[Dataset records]
###
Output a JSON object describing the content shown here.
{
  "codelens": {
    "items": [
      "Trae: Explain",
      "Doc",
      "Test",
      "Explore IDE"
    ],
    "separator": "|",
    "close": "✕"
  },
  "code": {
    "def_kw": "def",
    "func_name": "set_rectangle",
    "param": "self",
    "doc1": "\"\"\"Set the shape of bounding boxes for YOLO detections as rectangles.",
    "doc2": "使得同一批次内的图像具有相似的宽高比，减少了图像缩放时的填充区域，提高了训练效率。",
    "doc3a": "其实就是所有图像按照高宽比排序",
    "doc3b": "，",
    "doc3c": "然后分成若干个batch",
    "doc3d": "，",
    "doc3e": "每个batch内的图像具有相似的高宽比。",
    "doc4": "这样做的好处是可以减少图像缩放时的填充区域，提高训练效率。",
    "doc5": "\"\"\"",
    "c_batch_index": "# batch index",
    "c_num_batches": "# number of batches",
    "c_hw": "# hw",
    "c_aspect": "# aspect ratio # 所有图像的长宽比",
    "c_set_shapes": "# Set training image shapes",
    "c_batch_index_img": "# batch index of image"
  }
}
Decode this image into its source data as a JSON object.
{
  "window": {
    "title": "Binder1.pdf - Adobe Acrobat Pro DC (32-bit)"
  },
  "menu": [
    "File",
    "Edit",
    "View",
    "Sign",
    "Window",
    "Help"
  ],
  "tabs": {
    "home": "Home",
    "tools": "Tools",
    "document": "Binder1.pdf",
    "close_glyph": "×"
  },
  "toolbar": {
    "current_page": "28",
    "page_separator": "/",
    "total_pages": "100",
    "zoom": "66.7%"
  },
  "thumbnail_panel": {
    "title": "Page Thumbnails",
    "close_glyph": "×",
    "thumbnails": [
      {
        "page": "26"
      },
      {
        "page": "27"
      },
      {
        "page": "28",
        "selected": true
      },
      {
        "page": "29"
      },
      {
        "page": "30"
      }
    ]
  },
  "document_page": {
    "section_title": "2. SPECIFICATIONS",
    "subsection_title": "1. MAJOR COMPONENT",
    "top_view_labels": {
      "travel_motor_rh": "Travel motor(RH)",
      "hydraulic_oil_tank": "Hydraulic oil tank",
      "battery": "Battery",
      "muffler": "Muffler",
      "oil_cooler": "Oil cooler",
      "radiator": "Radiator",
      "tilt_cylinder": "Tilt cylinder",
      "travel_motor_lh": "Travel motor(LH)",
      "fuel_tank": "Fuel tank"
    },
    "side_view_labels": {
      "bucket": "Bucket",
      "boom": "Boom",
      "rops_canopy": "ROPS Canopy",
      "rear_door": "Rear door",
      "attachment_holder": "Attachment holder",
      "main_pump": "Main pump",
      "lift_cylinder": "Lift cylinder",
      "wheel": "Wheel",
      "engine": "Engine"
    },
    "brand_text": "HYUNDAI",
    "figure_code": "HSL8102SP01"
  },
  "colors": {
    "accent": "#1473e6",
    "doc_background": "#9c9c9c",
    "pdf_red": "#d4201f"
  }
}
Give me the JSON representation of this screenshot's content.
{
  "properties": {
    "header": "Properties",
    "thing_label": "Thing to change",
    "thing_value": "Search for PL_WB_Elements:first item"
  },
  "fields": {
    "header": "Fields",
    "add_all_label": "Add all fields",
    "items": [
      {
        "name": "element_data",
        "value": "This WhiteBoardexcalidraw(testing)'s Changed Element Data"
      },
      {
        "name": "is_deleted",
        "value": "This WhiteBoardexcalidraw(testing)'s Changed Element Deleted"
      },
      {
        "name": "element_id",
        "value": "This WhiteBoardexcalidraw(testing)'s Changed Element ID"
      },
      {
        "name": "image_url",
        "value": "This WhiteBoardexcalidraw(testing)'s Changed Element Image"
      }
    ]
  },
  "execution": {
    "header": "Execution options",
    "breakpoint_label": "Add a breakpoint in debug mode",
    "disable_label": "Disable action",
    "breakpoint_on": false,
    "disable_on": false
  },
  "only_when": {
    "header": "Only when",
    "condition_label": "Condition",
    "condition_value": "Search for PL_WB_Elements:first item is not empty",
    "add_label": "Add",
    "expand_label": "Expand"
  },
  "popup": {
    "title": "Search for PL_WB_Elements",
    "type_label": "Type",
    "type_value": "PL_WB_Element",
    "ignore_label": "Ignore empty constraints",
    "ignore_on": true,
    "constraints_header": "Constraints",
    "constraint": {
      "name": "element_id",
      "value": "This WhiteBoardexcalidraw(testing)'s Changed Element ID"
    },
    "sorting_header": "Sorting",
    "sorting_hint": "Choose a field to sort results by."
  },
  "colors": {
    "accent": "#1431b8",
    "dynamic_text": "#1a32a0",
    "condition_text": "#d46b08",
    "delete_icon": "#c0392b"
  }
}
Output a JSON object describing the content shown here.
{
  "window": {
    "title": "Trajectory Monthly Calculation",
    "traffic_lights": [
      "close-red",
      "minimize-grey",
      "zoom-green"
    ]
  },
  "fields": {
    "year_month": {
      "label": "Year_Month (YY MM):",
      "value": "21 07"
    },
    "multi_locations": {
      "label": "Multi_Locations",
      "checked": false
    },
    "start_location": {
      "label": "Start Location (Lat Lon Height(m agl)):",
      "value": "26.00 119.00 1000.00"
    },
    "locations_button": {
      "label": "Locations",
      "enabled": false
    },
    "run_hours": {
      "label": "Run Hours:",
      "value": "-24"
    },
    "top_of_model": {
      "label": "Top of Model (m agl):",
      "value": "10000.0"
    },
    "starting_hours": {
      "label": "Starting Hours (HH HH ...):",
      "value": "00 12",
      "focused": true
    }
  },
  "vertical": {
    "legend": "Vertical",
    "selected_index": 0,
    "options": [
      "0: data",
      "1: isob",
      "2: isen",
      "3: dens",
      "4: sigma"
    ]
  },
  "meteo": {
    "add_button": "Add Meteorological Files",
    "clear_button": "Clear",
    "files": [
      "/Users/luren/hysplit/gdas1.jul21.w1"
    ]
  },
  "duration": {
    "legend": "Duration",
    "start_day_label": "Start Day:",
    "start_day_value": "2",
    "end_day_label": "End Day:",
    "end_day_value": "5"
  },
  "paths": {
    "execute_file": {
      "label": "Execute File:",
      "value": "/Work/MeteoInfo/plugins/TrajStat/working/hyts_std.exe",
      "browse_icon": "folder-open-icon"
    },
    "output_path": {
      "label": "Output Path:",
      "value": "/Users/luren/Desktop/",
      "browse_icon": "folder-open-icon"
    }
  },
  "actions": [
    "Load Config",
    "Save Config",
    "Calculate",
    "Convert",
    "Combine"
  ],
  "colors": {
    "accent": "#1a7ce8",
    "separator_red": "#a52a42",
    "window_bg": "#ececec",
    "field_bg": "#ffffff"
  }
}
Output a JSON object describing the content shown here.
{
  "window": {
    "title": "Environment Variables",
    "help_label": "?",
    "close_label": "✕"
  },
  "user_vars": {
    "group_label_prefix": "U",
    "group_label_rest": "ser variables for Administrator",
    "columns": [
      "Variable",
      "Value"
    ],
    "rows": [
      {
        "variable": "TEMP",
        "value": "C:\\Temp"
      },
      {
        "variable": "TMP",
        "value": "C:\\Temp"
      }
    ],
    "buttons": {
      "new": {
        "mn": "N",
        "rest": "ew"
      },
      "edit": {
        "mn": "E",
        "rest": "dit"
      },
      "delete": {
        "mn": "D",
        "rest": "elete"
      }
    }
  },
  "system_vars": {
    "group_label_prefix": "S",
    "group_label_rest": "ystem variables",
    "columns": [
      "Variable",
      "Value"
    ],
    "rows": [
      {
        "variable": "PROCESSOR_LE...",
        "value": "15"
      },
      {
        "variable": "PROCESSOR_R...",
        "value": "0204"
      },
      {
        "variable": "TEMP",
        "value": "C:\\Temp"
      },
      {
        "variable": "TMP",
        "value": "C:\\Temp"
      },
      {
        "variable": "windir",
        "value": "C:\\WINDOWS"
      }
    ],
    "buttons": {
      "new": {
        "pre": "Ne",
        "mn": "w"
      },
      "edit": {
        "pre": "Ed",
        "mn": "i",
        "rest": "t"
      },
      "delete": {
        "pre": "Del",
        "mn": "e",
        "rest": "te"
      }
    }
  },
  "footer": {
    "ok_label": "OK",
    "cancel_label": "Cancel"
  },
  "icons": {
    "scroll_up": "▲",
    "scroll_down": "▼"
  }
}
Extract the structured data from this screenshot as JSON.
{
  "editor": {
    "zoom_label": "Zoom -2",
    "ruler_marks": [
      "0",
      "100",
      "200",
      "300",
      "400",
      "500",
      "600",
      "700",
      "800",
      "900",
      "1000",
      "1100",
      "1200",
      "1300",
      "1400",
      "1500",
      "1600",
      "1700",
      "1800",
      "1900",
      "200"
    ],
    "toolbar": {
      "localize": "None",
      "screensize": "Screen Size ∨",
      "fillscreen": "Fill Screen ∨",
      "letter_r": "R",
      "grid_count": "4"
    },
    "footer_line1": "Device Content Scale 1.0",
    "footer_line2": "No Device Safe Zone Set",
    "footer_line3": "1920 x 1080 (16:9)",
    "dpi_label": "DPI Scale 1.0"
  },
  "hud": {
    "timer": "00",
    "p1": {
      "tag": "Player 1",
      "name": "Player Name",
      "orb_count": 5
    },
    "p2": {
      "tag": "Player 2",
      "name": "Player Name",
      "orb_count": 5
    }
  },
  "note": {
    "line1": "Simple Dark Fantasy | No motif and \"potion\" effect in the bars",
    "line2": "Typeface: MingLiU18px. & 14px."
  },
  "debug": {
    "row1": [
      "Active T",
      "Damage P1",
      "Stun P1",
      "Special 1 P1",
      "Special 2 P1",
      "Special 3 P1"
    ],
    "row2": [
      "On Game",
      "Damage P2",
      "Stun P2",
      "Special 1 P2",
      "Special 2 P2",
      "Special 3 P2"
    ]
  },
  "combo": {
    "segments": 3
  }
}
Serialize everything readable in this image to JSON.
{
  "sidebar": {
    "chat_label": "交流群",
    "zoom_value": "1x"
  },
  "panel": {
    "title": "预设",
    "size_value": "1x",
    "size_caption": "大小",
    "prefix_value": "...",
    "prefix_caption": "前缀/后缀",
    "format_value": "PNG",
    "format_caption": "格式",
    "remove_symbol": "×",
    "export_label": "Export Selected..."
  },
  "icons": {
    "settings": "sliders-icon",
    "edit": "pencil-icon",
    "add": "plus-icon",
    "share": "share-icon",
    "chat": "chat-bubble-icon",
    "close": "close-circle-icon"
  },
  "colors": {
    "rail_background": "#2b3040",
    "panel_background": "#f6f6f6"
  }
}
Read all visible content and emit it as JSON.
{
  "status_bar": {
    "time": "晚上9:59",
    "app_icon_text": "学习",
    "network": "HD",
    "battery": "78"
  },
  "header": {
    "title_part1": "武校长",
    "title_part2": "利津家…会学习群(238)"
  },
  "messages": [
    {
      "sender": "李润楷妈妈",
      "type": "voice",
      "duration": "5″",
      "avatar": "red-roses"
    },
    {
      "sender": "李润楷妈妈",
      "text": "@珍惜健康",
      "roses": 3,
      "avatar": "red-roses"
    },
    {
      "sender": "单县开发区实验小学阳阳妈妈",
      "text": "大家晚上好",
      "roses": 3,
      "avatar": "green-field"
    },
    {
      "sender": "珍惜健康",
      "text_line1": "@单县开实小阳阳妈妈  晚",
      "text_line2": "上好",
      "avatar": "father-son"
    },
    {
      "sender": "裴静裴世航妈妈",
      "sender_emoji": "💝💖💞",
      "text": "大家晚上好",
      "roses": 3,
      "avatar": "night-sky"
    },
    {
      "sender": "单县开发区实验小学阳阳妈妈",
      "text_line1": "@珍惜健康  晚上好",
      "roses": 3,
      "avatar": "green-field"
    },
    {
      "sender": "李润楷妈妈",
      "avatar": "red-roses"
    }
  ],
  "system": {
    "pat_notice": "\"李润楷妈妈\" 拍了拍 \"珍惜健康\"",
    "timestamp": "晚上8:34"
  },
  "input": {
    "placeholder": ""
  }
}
###
GIVEN INSTRUCTION: Show the lines of the records that include the string "Search".

EXERCISE ANSWER:
    "thing_value": "Search for PL_WB_Elements:first item"
    "condition_value": "Search for PL_WB_Elements:first item is not empty",
    "title": "Search for PL_WB_Elements",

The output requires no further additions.